> WHAT YOU ARE ASKED TO DO
Search the material for the word "беременных" and report each line where it turns up.

(Data records)
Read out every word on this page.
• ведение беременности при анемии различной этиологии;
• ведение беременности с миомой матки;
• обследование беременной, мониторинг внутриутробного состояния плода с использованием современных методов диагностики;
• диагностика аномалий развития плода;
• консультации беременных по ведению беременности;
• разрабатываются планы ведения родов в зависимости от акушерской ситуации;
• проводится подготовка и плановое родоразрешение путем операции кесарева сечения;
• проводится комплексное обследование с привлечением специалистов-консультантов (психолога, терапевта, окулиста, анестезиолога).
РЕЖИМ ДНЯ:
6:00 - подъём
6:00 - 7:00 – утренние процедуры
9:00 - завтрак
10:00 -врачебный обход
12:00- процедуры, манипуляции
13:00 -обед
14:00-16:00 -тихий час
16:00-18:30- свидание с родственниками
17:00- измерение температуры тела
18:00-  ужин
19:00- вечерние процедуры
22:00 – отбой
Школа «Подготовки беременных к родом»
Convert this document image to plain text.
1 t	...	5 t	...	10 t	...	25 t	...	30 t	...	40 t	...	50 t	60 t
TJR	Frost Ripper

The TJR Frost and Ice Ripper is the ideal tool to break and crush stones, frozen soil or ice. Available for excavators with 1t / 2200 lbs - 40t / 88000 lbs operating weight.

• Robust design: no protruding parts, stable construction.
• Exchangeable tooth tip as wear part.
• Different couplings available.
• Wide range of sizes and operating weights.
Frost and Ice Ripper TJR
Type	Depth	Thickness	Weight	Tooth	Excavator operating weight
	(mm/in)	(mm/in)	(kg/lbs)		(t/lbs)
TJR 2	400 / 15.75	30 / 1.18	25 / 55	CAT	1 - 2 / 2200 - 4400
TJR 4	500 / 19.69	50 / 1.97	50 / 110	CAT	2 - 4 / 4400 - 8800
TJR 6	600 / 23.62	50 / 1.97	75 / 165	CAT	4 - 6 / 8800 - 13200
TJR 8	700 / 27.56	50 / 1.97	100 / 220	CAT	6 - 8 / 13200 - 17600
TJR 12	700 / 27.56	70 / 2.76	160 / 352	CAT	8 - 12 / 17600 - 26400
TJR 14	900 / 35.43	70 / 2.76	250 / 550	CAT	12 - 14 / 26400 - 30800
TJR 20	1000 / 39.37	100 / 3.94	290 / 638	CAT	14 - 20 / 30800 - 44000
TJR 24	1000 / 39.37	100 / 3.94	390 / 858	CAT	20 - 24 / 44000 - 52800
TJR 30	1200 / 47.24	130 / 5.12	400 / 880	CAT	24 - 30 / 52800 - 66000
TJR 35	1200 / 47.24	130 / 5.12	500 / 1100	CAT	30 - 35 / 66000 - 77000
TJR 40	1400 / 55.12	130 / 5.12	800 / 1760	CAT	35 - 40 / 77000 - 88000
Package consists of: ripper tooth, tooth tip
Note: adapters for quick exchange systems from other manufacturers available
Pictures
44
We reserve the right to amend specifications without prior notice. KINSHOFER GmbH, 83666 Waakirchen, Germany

> SOLUTION FOR THIS PROBLEM
• консультации беременных по ведению беременности;
Школа «Подготовки беременных к родом»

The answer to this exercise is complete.